● **WHAT IS BEING ASKED**: Write out each line of the material again, word for word.

(Collected data)

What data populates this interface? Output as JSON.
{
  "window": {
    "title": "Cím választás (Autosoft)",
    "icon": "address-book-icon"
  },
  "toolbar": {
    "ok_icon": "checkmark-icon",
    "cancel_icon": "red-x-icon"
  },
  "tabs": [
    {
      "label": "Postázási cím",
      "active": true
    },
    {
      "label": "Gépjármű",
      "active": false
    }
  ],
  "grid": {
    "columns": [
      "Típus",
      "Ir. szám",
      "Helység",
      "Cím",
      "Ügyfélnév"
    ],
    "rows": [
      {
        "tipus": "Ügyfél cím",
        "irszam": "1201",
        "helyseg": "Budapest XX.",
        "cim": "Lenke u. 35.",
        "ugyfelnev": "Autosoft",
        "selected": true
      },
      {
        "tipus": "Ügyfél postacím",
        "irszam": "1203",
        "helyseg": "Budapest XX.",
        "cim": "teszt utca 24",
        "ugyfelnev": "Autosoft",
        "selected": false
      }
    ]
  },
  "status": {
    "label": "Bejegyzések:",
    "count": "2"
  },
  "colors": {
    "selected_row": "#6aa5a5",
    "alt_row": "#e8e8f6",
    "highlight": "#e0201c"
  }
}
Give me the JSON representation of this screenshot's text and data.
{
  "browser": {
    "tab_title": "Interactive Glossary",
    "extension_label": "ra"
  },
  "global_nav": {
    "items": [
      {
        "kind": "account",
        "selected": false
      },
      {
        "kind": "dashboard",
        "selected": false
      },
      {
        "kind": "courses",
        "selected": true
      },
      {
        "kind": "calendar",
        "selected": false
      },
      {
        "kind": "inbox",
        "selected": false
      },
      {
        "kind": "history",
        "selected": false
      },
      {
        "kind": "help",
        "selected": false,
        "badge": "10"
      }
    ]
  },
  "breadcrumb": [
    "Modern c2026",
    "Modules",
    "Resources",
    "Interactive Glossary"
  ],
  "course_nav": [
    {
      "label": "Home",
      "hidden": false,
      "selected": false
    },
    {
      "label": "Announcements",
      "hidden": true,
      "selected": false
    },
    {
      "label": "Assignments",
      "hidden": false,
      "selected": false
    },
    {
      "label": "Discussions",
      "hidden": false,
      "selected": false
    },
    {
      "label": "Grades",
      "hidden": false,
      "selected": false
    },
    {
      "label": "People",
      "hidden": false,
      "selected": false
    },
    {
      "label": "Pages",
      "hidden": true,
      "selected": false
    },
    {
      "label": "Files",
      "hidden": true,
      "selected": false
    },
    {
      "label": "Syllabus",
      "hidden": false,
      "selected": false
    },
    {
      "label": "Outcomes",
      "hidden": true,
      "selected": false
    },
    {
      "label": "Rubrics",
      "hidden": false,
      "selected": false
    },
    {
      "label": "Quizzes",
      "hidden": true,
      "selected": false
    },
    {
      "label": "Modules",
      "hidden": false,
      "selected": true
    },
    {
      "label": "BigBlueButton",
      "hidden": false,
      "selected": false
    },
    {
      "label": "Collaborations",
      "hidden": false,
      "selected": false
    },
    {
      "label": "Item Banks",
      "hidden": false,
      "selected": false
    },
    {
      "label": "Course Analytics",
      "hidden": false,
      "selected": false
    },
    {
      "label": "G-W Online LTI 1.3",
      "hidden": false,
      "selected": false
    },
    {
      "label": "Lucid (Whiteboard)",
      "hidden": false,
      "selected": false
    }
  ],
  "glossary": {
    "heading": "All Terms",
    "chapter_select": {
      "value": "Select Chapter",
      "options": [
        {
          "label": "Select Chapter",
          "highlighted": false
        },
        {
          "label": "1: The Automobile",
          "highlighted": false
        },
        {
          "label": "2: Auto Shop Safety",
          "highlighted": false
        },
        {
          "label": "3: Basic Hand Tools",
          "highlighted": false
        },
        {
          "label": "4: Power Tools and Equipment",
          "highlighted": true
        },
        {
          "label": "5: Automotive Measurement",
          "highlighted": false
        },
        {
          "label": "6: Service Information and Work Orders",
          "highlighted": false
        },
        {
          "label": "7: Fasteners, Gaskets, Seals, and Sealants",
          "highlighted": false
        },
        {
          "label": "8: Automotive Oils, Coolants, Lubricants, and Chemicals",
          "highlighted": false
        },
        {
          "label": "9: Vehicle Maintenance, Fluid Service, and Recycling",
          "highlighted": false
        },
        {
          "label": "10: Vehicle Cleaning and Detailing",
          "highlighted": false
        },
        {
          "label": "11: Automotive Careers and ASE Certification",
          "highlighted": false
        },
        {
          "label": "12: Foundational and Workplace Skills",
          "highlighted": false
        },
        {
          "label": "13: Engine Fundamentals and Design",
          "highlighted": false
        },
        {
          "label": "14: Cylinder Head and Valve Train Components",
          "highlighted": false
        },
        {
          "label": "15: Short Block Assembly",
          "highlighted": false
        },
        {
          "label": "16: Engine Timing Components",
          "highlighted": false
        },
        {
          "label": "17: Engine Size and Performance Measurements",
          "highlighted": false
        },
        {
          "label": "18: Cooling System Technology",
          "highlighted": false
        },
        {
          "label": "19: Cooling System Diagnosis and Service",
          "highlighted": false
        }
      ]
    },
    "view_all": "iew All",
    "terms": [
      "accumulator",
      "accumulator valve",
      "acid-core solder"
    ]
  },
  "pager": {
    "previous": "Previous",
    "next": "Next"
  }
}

● **SOLUTION**:
What data populates this interface? Output as JSON.
{
  "window": {
    "title": "Cím választás (Autosoft)",
    "icon": "address-book-icon"
  },
  "toolbar": {
    "ok_icon": "checkmark-icon",
    "cancel_icon": "red-x-icon"
  },
  "tabs": [
    {
      "label": "Postázási cím",
      "active": true
    },
    {
      "label": "Gépjármű",
      "active": false
    }
  ],
  "grid": {
    "columns": [
      "Típus",
      "Ir. szám",
      "Helység",
      "Cím",
      "Ügyfélnév"
    ],
    "rows": [
      {
        "tipus": "Ügyfél cím",
        "irszam": "1201",
        "helyseg": "Budapest XX.",
        "cim": "Lenke u. 35.",
        "ugyfelnev": "Autosoft",
        "selected": true
      },
      {
        "tipus": "Ügyfél postacím",
        "irszam": "1203",
        "helyseg": "Budapest XX.",
        "cim": "teszt utca 24",
        "ugyfelnev": "Autosoft",
        "selected": false
      }
    ]
  },
  "status": {
    "label": "Bejegyzések:",
    "count": "2"
  },
  "colors": {
    "selected_row": "#6aa5a5",
    "alt_row": "#e8e8f6",
    "highlight": "#e0201c"
  }
}
Give me the JSON representation of this screenshot's text and data.
{
  "browser": {
    "tab_title": "Interactive Glossary",
    "extension_label": "ra"
  },
  "global_nav": {
    "items": [
      {
        "kind": "account",
        "selected": false
      },
      {
        "kind": "dashboard",
        "selected": false
      },
      {
        "kind": "courses",
        "selected": true
      },
      {
        "kind": "calendar",
        "selected": false
      },
      {
        "kind": "inbox",
        "selected": false
      },
      {
        "kind": "history",
        "selected": false
      },
      {
        "kind": "help",
        "selected": false,
        "badge": "10"
      }
    ]
  },
  "breadcrumb": [
    "Modern c2026",
    "Modules",
    "Resources",
    "Interactive Glossary"
  ],
  "course_nav": [
    {
      "label": "Home",
      "hidden": false,
      "selected": false
    },
    {
      "label": "Announcements",
      "hidden": true,
      "selected": false
    },
    {
      "label": "Assignments",
      "hidden": false,
      "selected": false
    },
    {
      "label": "Discussions",
      "hidden": false,
      "selected": false
    },
    {
      "label": "Grades",
      "hidden": false,
      "selected": false
    },
    {
      "label": "People",
      "hidden": false,
      "selected": false
    },
    {
      "label": "Pages",
      "hidden": true,
      "selected": false
    },
    {
      "label": "Files",
      "hidden": true,
      "selected": false
    },
    {
      "label": "Syllabus",
      "hidden": false,
      "selected": false
    },
    {
      "label": "Outcomes",
      "hidden": true,
      "selected": false
    },
    {
      "label": "Rubrics",
      "hidden": false,
      "selected": false
    },
    {
      "label": "Quizzes",
      "hidden": true,
      "selected": false
    },
    {
      "label": "Modules",
      "hidden": false,
      "selected": true
    },
    {
      "label": "BigBlueButton",
      "hidden": false,
      "selected": false
    },
    {
      "label": "Collaborations",
      "hidden": false,
      "selected": false
    },
    {
      "label": "Item Banks",
      "hidden": false,
      "selected": false
    },
    {
      "label": "Course Analytics",
      "hidden": false,
      "selected": false
    },
    {
      "label": "G-W Online LTI 1.3",
      "hidden": false,
      "selected": false
    },
    {
      "label": "Lucid (Whiteboard)",
      "hidden": false,
      "selected": false
    }
  ],
  "glossary": {
    "heading": "All Terms",
    "chapter_select": {
      "value": "Select Chapter",
      "options": [
        {
          "label": "Select Chapter",
          "highlighted": false
        },
        {
          "label": "1: The Automobile",
          "highlighted": false
        },
        {
          "label": "2: Auto Shop Safety",
          "highlighted": false
        },
        {
          "label": "3: Basic Hand Tools",
          "highlighted": false
        },
        {
          "label": "4: Power Tools and Equipment",
          "highlighted": true
        },
        {
          "label": "5: Automotive Measurement",
          "highlighted": false
        },
        {
          "label": "6: Service Information and Work Orders",
          "highlighted": false
        },
        {
          "label": "7: Fasteners, Gaskets, Seals, and Sealants",
          "highlighted": false
        },
        {
          "label": "8: Automotive Oils, Coolants, Lubricants, and Chemicals",
          "highlighted": false
        },
        {
          "label": "9: Vehicle Maintenance, Fluid Service, and Recycling",
          "highlighted": false
        },
        {
          "label": "10: Vehicle Cleaning and Detailing",
          "highlighted": false
        },
        {
          "label": "11: Automotive Careers and ASE Certification",
          "highlighted": false
        },
        {
          "label": "12: Foundational and Workplace Skills",
          "highlighted": false
        },
        {
          "label": "13: Engine Fundamentals and Design",
          "highlighted": false
        },
        {
          "label": "14: Cylinder Head and Valve Train Components",
          "highlighted": false
        },
        {
          "label": "15: Short Block Assembly",
          "highlighted": false
        },
        {
          "label": "16: Engine Timing Components",
          "highlighted": false
        },
        {
          "label": "17: Engine Size and Performance Measurements",
          "highlighted": false
        },
        {
          "label": "18: Cooling System Technology",
          "highlighted": false
        },
        {
          "label": "19: Cooling System Diagnosis and Service",
          "highlighted": false
        }
      ]
    },
    "view_all": "iew All",
    "terms": [
      "accumulator",
      "accumulator valve",
      "acid-core solder"
    ]
  },
  "pager": {
    "previous": "Previous",
    "next": "Next"
  }
}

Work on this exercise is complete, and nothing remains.